### Given task
Search the listing for the string "source" and copy every line that contains it.
# # #
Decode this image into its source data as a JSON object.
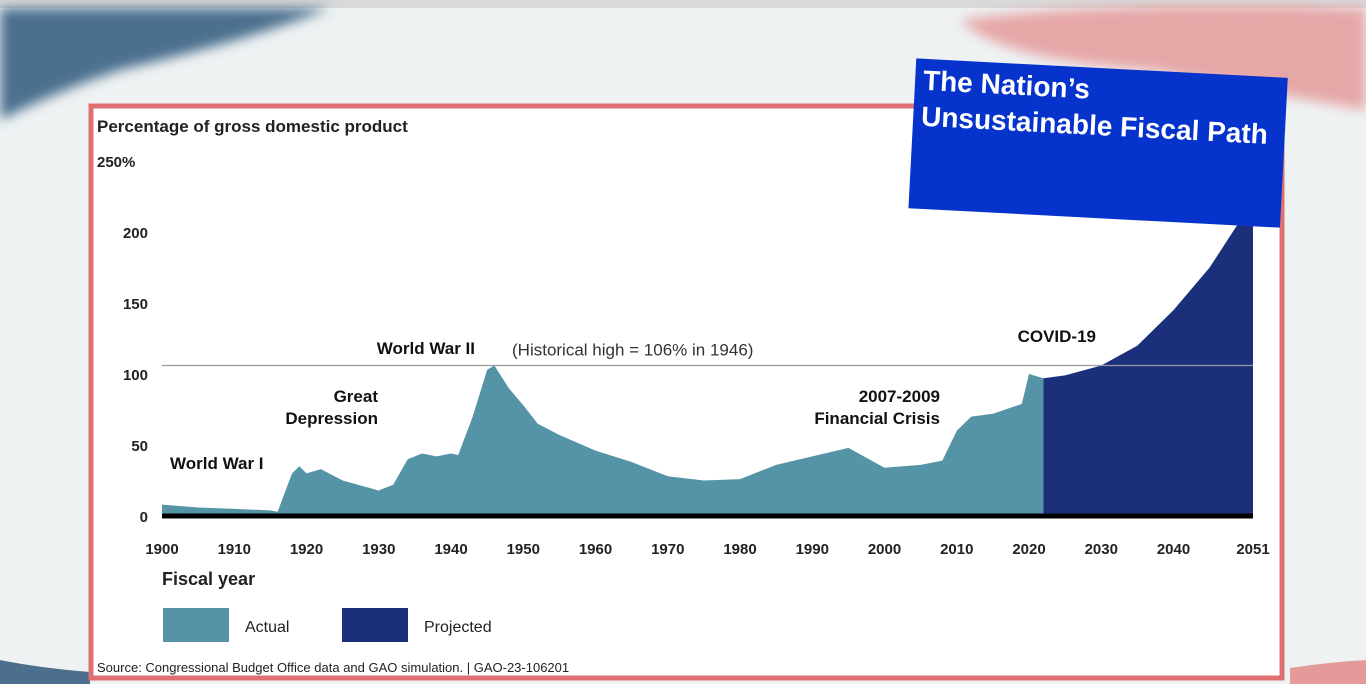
{
  "chart_data": {
    "type": "area",
    "banner": "The Nation’s Unsustainable Fiscal Path",
    "y_axis_label": "Percentage of gross domestic product",
    "x_axis_label": "Fiscal year",
    "source": "Source: Congressional Budget Office data and GAO simulation.  |  GAO-23-106201",
    "x": [
      1900,
      1905,
      1910,
      1915,
      1916,
      1918,
      1919,
      1920,
      1922,
      1925,
      1930,
      1932,
      1934,
      1936,
      1938,
      1940,
      1941,
      1943,
      1945,
      1946,
      1948,
      1950,
      1952,
      1955,
      1960,
      1965,
      1970,
      1975,
      1980,
      1985,
      1990,
      1995,
      2000,
      2005,
      2008,
      2010,
      2012,
      2015,
      2019,
      2020,
      2022,
      2025,
      2030,
      2035,
      2040,
      2045,
      2051
    ],
    "series": [
      {
        "name": "Actual",
        "color": "#5593a7",
        "values": [
          8,
          6,
          5,
          4,
          3,
          30,
          35,
          30,
          33,
          25,
          18,
          22,
          40,
          44,
          42,
          44,
          43,
          70,
          103,
          106,
          90,
          78,
          65,
          57,
          46,
          38,
          28,
          25,
          26,
          36,
          42,
          48,
          34,
          36,
          39,
          60,
          70,
          72,
          79,
          100,
          97,
          null,
          null,
          null,
          null,
          null,
          null
        ]
      },
      {
        "name": "Projected",
        "color": "#1c2f7a",
        "values": [
          null,
          null,
          null,
          null,
          null,
          null,
          null,
          null,
          null,
          null,
          null,
          null,
          null,
          null,
          null,
          null,
          null,
          null,
          null,
          null,
          null,
          null,
          null,
          null,
          null,
          null,
          null,
          null,
          null,
          null,
          null,
          null,
          null,
          null,
          null,
          null,
          null,
          null,
          null,
          null,
          97,
          99,
          106,
          120,
          145,
          175,
          222
        ]
      }
    ],
    "reference_line": {
      "value": 106,
      "label": "(Historical high = 106% in 1946)"
    },
    "annotations": [
      [
        "World War I"
      ],
      [
        "Great",
        "Depression"
      ],
      [
        "World War II"
      ],
      [
        "2007-2009",
        "Financial Crisis"
      ],
      [
        "COVID-19"
      ]
    ],
    "xlim": [
      1900,
      2051
    ],
    "ylim": [
      0,
      250
    ],
    "xticks": [
      1900,
      1910,
      1920,
      1930,
      1940,
      1950,
      1960,
      1970,
      1980,
      1990,
      2000,
      2010,
      2020,
      2030,
      2040,
      2051
    ],
    "yticks": [
      0,
      50,
      100,
      150,
      200,
      {
        "value": 250,
        "label": "250%"
      }
    ]
  }
}
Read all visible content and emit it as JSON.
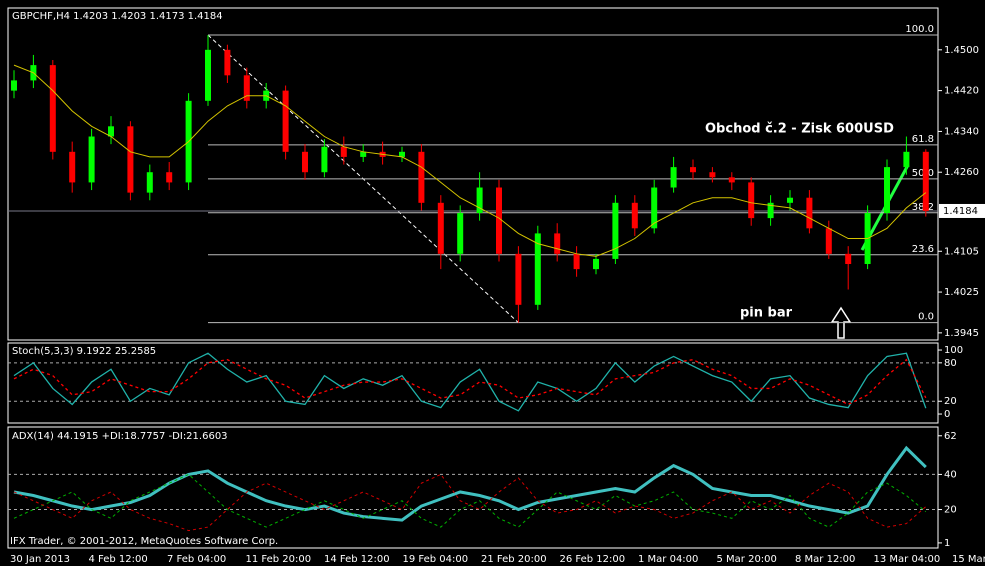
{
  "chart_data": [
    {
      "type": "candlestick",
      "title": "GBPCHF,H4  1.4203 1.4203 1.4173 1.4184",
      "annotations": [
        "Obchod č.2 - Zisk 600USD",
        "pin bar"
      ],
      "ylim": [
        1.3931,
        1.4582
      ],
      "yticks": [
        {
          "value": 1.45,
          "label": "1.4500"
        },
        {
          "value": 1.442,
          "label": "1.4420"
        },
        {
          "value": 1.434,
          "label": "1.4340"
        },
        {
          "value": 1.426,
          "label": "1.4260"
        },
        {
          "value": 1.4105,
          "label": "1.4105"
        },
        {
          "value": 1.4025,
          "label": "1.4025"
        },
        {
          "value": 1.3945,
          "label": "1.3945"
        }
      ],
      "current_price": 1.4184,
      "up_color": "#00ff00",
      "down_color": "#ff0000",
      "open": [
        1.442,
        1.444,
        1.447,
        1.43,
        1.424,
        1.433,
        1.435,
        1.422,
        1.426,
        1.424,
        1.44,
        1.45,
        1.445,
        1.44,
        1.442,
        1.43,
        1.426,
        1.431,
        1.429,
        1.43,
        1.429,
        1.43,
        1.42,
        1.41,
        1.418,
        1.423,
        1.41,
        1.4,
        1.414,
        1.41,
        1.407,
        1.409,
        1.42,
        1.415,
        1.423,
        1.427,
        1.426,
        1.425,
        1.424,
        1.417,
        1.42,
        1.421,
        1.415,
        1.41,
        1.408,
        1.418,
        1.427,
        1.43
      ],
      "high": [
        1.446,
        1.449,
        1.448,
        1.432,
        1.4345,
        1.437,
        1.436,
        1.4275,
        1.428,
        1.4415,
        1.4529,
        1.451,
        1.4465,
        1.4435,
        1.443,
        1.4315,
        1.4325,
        1.433,
        1.4315,
        1.432,
        1.431,
        1.4315,
        1.4215,
        1.4195,
        1.426,
        1.4245,
        1.4115,
        1.4155,
        1.416,
        1.4115,
        1.41,
        1.4215,
        1.4215,
        1.4245,
        1.429,
        1.4285,
        1.427,
        1.426,
        1.425,
        1.4215,
        1.4225,
        1.4225,
        1.4165,
        1.4115,
        1.4195,
        1.4285,
        1.433,
        1.4305
      ],
      "low": [
        1.4405,
        1.4425,
        1.4285,
        1.422,
        1.4225,
        1.4315,
        1.4205,
        1.4205,
        1.4225,
        1.4225,
        1.439,
        1.4435,
        1.4385,
        1.4385,
        1.4285,
        1.4245,
        1.425,
        1.4275,
        1.428,
        1.4275,
        1.428,
        1.4185,
        1.407,
        1.4085,
        1.4165,
        1.4085,
        1.3965,
        1.399,
        1.4085,
        1.4055,
        1.406,
        1.408,
        1.4135,
        1.414,
        1.422,
        1.4245,
        1.424,
        1.4225,
        1.4155,
        1.4155,
        1.4185,
        1.414,
        1.409,
        1.403,
        1.407,
        1.4165,
        1.4255,
        1.4173
      ],
      "close": [
        1.444,
        1.447,
        1.43,
        1.424,
        1.433,
        1.435,
        1.422,
        1.426,
        1.424,
        1.44,
        1.45,
        1.445,
        1.44,
        1.442,
        1.43,
        1.426,
        1.431,
        1.429,
        1.43,
        1.429,
        1.43,
        1.42,
        1.41,
        1.418,
        1.423,
        1.41,
        1.4,
        1.414,
        1.41,
        1.407,
        1.409,
        1.42,
        1.415,
        1.423,
        1.427,
        1.426,
        1.425,
        1.424,
        1.417,
        1.42,
        1.421,
        1.415,
        1.41,
        1.408,
        1.418,
        1.427,
        1.43,
        1.4184
      ],
      "ma": {
        "color": "#d4c400",
        "values": [
          1.447,
          1.4455,
          1.442,
          1.438,
          1.435,
          1.433,
          1.43,
          1.429,
          1.429,
          1.432,
          1.436,
          1.439,
          1.441,
          1.441,
          1.439,
          1.436,
          1.433,
          1.431,
          1.43,
          1.4295,
          1.429,
          1.427,
          1.424,
          1.421,
          1.419,
          1.417,
          1.414,
          1.412,
          1.411,
          1.41,
          1.4095,
          1.411,
          1.413,
          1.416,
          1.418,
          1.42,
          1.421,
          1.421,
          1.42,
          1.4195,
          1.419,
          1.417,
          1.415,
          1.413,
          1.413,
          1.415,
          1.419,
          1.422
        ]
      },
      "fib": {
        "high": 1.4529,
        "low": 1.3965,
        "levels": [
          {
            "value": 100,
            "label": "100.0"
          },
          {
            "value": 61.8,
            "label": "61.8"
          },
          {
            "value": 50,
            "label": "50.0"
          },
          {
            "value": 38.2,
            "label": "38.2"
          },
          {
            "value": 23.6,
            "label": "23.6"
          },
          {
            "value": 0,
            "label": "0.0"
          }
        ]
      },
      "x_labels": [
        "30 Jan 2013",
        "4 Feb 12:00",
        "7 Feb 04:00",
        "11 Feb 20:00",
        "14 Feb 12:00",
        "19 Feb 04:00",
        "21 Feb 20:00",
        "26 Feb 12:00",
        "1 Mar 04:00",
        "5 Mar 20:00",
        "8 Mar 12:00",
        "13 Mar 04:00",
        "15 Mar 20:00"
      ]
    },
    {
      "type": "line",
      "title": "Stoch(5,3,3) 9.1922 25.2585",
      "ylim": [
        -14,
        111
      ],
      "yticks": [
        100,
        80,
        20,
        0
      ],
      "levels": [
        80,
        20
      ],
      "series": [
        {
          "name": "%K",
          "color": "#20b2aa",
          "dash": false,
          "values": [
            60,
            80,
            40,
            15,
            50,
            70,
            20,
            40,
            30,
            80,
            95,
            70,
            50,
            60,
            20,
            15,
            60,
            40,
            55,
            45,
            60,
            20,
            10,
            50,
            70,
            20,
            5,
            50,
            40,
            20,
            40,
            80,
            50,
            75,
            90,
            75,
            60,
            50,
            20,
            55,
            60,
            25,
            15,
            10,
            60,
            90,
            95,
            9.1922
          ]
        },
        {
          "name": "%D",
          "color": "#ff0000",
          "dash": true,
          "values": [
            55,
            70,
            60,
            30,
            35,
            55,
            45,
            35,
            35,
            55,
            80,
            85,
            70,
            55,
            45,
            25,
            35,
            45,
            50,
            50,
            55,
            40,
            25,
            30,
            50,
            45,
            25,
            30,
            40,
            35,
            30,
            55,
            60,
            65,
            80,
            85,
            70,
            60,
            40,
            40,
            55,
            45,
            30,
            15,
            30,
            60,
            85,
            25.2585
          ]
        }
      ]
    },
    {
      "type": "line",
      "title": "ADX(14) 44.1915 +DI:18.7757 -DI:21.6603",
      "footer": "IFX Trader, © 2001-2012, MetaQuotes Software Corp.",
      "ylim": [
        -1.9,
        67
      ],
      "yticks": [
        62,
        40,
        20,
        1
      ],
      "levels": [
        40,
        20
      ],
      "series": [
        {
          "name": "ADX",
          "color": "#40c0c0",
          "dash": false,
          "width": 3,
          "values": [
            30,
            28,
            25,
            22,
            20,
            22,
            24,
            28,
            35,
            40,
            42,
            35,
            30,
            25,
            22,
            20,
            22,
            18,
            16,
            15,
            14,
            22,
            26,
            30,
            28,
            25,
            20,
            24,
            26,
            28,
            30,
            32,
            30,
            38,
            45,
            40,
            32,
            30,
            28,
            28,
            25,
            22,
            20,
            18,
            22,
            40,
            55,
            44.1915
          ]
        },
        {
          "name": "+DI",
          "color": "#00b000",
          "dash": true,
          "width": 1,
          "values": [
            15,
            20,
            25,
            30,
            20,
            15,
            25,
            30,
            35,
            40,
            30,
            20,
            15,
            10,
            15,
            20,
            25,
            20,
            15,
            20,
            25,
            15,
            10,
            20,
            25,
            15,
            10,
            20,
            30,
            25,
            20,
            28,
            22,
            25,
            30,
            20,
            18,
            15,
            25,
            20,
            28,
            15,
            10,
            18,
            30,
            35,
            28,
            18.7757
          ]
        },
        {
          "name": "-DI",
          "color": "#d00000",
          "dash": true,
          "width": 1,
          "values": [
            30,
            25,
            20,
            15,
            25,
            30,
            20,
            15,
            12,
            8,
            10,
            20,
            30,
            35,
            30,
            25,
            20,
            25,
            30,
            25,
            20,
            35,
            40,
            25,
            20,
            30,
            38,
            25,
            18,
            20,
            25,
            18,
            22,
            20,
            15,
            18,
            25,
            30,
            20,
            25,
            18,
            28,
            35,
            30,
            15,
            10,
            12,
            21.6603
          ]
        }
      ]
    }
  ]
}
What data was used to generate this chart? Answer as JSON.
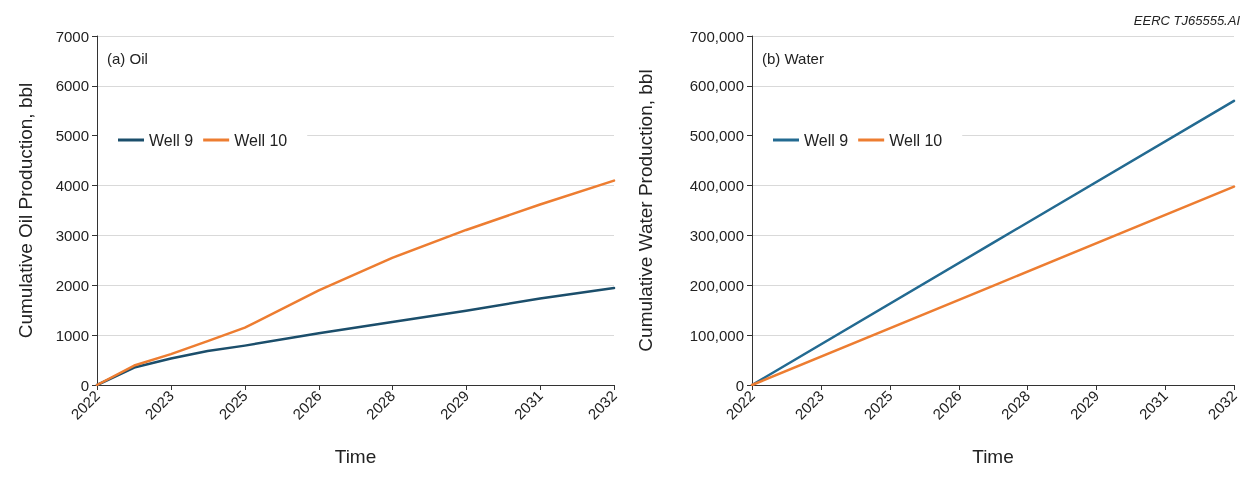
# # #
### The response
Decode this image into its source data as a JSON object.
    "source": "Source: Congressional Budget Office data and GAO simulation.  |  GAO-23-106201",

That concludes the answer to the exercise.